PROBLEM TO SOLVE: Take the data that follows and retype it word for word.

Collection entries:
------------------------------------------------------------------------

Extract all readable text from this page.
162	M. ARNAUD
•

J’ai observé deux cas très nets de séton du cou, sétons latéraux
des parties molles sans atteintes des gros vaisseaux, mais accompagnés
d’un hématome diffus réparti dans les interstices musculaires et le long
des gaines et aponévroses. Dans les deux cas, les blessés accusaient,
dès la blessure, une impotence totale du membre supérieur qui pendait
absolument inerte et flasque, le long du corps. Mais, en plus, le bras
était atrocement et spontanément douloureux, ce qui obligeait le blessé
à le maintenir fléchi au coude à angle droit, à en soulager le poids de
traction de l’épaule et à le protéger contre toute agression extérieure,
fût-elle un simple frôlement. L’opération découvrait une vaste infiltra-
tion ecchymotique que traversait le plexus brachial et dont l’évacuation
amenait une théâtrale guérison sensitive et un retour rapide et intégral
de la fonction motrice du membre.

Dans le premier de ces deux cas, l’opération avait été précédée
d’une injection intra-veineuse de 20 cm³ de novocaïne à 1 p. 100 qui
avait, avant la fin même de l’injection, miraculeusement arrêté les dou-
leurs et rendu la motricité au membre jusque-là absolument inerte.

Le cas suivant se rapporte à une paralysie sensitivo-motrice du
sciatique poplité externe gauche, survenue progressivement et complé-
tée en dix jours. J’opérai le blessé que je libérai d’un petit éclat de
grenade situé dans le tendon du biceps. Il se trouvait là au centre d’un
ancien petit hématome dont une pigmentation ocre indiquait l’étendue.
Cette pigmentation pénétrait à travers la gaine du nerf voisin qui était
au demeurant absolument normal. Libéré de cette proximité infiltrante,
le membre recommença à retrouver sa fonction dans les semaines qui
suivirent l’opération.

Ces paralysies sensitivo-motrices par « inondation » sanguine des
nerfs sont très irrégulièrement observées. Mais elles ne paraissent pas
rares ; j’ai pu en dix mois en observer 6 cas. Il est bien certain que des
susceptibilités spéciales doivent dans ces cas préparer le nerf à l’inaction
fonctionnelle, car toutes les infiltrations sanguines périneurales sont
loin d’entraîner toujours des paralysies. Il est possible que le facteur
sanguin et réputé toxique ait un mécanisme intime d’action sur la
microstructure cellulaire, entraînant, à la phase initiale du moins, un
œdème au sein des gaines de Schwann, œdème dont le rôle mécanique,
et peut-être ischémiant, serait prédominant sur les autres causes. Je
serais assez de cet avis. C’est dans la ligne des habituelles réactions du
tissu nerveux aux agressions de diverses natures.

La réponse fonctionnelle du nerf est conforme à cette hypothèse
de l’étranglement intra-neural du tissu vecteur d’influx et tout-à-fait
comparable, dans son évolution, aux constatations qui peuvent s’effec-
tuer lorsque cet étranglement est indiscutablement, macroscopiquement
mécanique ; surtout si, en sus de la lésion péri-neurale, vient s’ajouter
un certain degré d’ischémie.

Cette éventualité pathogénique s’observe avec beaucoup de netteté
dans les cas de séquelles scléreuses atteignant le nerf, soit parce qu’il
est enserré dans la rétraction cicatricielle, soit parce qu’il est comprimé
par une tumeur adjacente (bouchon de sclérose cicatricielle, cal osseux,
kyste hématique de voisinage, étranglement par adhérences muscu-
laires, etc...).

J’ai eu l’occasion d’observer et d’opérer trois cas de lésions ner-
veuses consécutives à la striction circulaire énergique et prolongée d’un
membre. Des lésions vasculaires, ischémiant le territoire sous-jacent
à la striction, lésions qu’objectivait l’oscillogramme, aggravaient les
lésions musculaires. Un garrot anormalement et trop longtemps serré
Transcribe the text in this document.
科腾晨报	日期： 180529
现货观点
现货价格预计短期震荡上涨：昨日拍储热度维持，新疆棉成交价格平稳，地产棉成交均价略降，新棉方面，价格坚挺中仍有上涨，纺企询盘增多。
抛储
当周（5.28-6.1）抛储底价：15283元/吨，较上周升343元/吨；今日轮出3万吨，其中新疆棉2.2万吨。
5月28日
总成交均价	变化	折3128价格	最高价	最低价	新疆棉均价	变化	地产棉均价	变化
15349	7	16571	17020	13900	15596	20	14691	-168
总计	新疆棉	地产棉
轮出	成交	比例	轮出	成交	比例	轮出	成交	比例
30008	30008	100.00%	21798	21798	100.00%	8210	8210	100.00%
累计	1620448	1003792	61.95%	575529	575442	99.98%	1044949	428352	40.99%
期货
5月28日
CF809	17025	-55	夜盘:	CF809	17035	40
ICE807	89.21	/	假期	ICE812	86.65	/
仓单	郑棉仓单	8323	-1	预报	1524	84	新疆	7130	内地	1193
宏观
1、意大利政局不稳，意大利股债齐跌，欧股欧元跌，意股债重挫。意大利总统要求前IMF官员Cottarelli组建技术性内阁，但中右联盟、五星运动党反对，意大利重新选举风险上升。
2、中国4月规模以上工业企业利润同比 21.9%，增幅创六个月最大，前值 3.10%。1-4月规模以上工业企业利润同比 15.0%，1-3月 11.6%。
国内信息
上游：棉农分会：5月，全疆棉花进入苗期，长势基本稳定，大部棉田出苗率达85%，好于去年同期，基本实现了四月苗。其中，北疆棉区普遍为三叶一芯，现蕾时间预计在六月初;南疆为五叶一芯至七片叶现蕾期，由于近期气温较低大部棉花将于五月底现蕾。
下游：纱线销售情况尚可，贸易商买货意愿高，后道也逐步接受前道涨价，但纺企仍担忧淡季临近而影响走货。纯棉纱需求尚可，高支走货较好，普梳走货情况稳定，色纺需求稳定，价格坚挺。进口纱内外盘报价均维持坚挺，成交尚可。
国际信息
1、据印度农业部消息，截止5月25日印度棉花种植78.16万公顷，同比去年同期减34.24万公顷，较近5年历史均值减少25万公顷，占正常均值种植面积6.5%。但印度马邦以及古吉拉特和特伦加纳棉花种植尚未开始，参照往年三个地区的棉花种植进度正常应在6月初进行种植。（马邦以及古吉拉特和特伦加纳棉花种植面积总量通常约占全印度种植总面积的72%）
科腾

------------------------------------------------------------------------

SOLUTION FOR THIS PROBLEM:
Extract all readable text from this page.
162	M. ARNAUD
•

J’ai observé deux cas très nets de séton du cou, sétons latéraux
des parties molles sans atteintes des gros vaisseaux, mais accompagnés
d’un hématome diffus réparti dans les interstices musculaires et le long
des gaines et aponévroses. Dans les deux cas, les blessés accusaient,
dès la blessure, une impotence totale du membre supérieur qui pendait
absolument inerte et flasque, le long du corps. Mais, en plus, le bras
était atrocement et spontanément douloureux, ce qui obligeait le blessé
à le maintenir fléchi au coude à angle droit, à en soulager le poids de
traction de l’épaule et à le protéger contre toute agression extérieure,
fût-elle un simple frôlement. L’opération découvrait une vaste infiltra-
tion ecchymotique que traversait le plexus brachial et dont l’évacuation
amenait une théâtrale guérison sensitive et un retour rapide et intégral
de la fonction motrice du membre.

Dans le premier de ces deux cas, l’opération avait été précédée
d’une injection intra-veineuse de 20 cm³ de novocaïne à 1 p. 100 qui
avait, avant la fin même de l’injection, miraculeusement arrêté les dou-
leurs et rendu la motricité au membre jusque-là absolument inerte.

Le cas suivant se rapporte à une paralysie sensitivo-motrice du
sciatique poplité externe gauche, survenue progressivement et complé-
tée en dix jours. J’opérai le blessé que je libérai d’un petit éclat de
grenade situé dans le tendon du biceps. Il se trouvait là au centre d’un
ancien petit hématome dont une pigmentation ocre indiquait l’étendue.
Cette pigmentation pénétrait à travers la gaine du nerf voisin qui était
au demeurant absolument normal. Libéré de cette proximité infiltrante,
le membre recommença à retrouver sa fonction dans les semaines qui
suivirent l’opération.

Ces paralysies sensitivo-motrices par « inondation » sanguine des
nerfs sont très irrégulièrement observées. Mais elles ne paraissent pas
rares ; j’ai pu en dix mois en observer 6 cas. Il est bien certain que des
susceptibilités spéciales doivent dans ces cas préparer le nerf à l’inaction
fonctionnelle, car toutes les infiltrations sanguines périneurales sont
loin d’entraîner toujours des paralysies. Il est possible que le facteur
sanguin et réputé toxique ait un mécanisme intime d’action sur la
microstructure cellulaire, entraînant, à la phase initiale du moins, un
œdème au sein des gaines de Schwann, œdème dont le rôle mécanique,
et peut-être ischémiant, serait prédominant sur les autres causes. Je
serais assez de cet avis. C’est dans la ligne des habituelles réactions du
tissu nerveux aux agressions de diverses natures.

La réponse fonctionnelle du nerf est conforme à cette hypothèse
de l’étranglement intra-neural du tissu vecteur d’influx et tout-à-fait
comparable, dans son évolution, aux constatations qui peuvent s’effec-
tuer lorsque cet étranglement est indiscutablement, macroscopiquement
mécanique ; surtout si, en sus de la lésion péri-neurale, vient s’ajouter
un certain degré d’ischémie.

Cette éventualité pathogénique s’observe avec beaucoup de netteté
dans les cas de séquelles scléreuses atteignant le nerf, soit parce qu’il
est enserré dans la rétraction cicatricielle, soit parce qu’il est comprimé
par une tumeur adjacente (bouchon de sclérose cicatricielle, cal osseux,
kyste hématique de voisinage, étranglement par adhérences muscu-
laires, etc...).

J’ai eu l’occasion d’observer et d’opérer trois cas de lésions ner-
veuses consécutives à la striction circulaire énergique et prolongée d’un
membre. Des lésions vasculaires, ischémiant le territoire sous-jacent
à la striction, lésions qu’objectivait l’oscillogramme, aggravaient les
lésions musculaires. Un garrot anormalement et trop longtemps serré
Transcribe the text in this document.
科腾晨报	日期： 180529
现货观点
现货价格预计短期震荡上涨：昨日拍储热度维持，新疆棉成交价格平稳，地产棉成交均价略降，新棉方面，价格坚挺中仍有上涨，纺企询盘增多。
抛储
当周（5.28-6.1）抛储底价：15283元/吨，较上周升343元/吨；今日轮出3万吨，其中新疆棉2.2万吨。
5月28日
总成交均价	变化	折3128价格	最高价	最低价	新疆棉均价	变化	地产棉均价	变化
15349	7	16571	17020	13900	15596	20	14691	-168
总计	新疆棉	地产棉
轮出	成交	比例	轮出	成交	比例	轮出	成交	比例
30008	30008	100.00%	21798	21798	100.00%	8210	8210	100.00%
累计	1620448	1003792	61.95%	575529	575442	99.98%	1044949	428352	40.99%
期货
5月28日
CF809	17025	-55	夜盘:	CF809	17035	40
ICE807	89.21	/	假期	ICE812	86.65	/
仓单	郑棉仓单	8323	-1	预报	1524	84	新疆	7130	内地	1193
宏观
1、意大利政局不稳，意大利股债齐跌，欧股欧元跌，意股债重挫。意大利总统要求前IMF官员Cottarelli组建技术性内阁，但中右联盟、五星运动党反对，意大利重新选举风险上升。
2、中国4月规模以上工业企业利润同比 21.9%，增幅创六个月最大，前值 3.10%。1-4月规模以上工业企业利润同比 15.0%，1-3月 11.6%。
国内信息
上游：棉农分会：5月，全疆棉花进入苗期，长势基本稳定，大部棉田出苗率达85%，好于去年同期，基本实现了四月苗。其中，北疆棉区普遍为三叶一芯，现蕾时间预计在六月初;南疆为五叶一芯至七片叶现蕾期，由于近期气温较低大部棉花将于五月底现蕾。
下游：纱线销售情况尚可，贸易商买货意愿高，后道也逐步接受前道涨价，但纺企仍担忧淡季临近而影响走货。纯棉纱需求尚可，高支走货较好，普梳走货情况稳定，色纺需求稳定，价格坚挺。进口纱内外盘报价均维持坚挺，成交尚可。
国际信息
1、据印度农业部消息，截止5月25日印度棉花种植78.16万公顷，同比去年同期减34.24万公顷，较近5年历史均值减少25万公顷，占正常均值种植面积6.5%。但印度马邦以及古吉拉特和特伦加纳棉花种植尚未开始，参照往年三个地区的棉花种植进度正常应在6月初进行种植。（马邦以及古吉拉特和特伦加纳棉花种植面积总量通常约占全印度种植总面积的72%）
科腾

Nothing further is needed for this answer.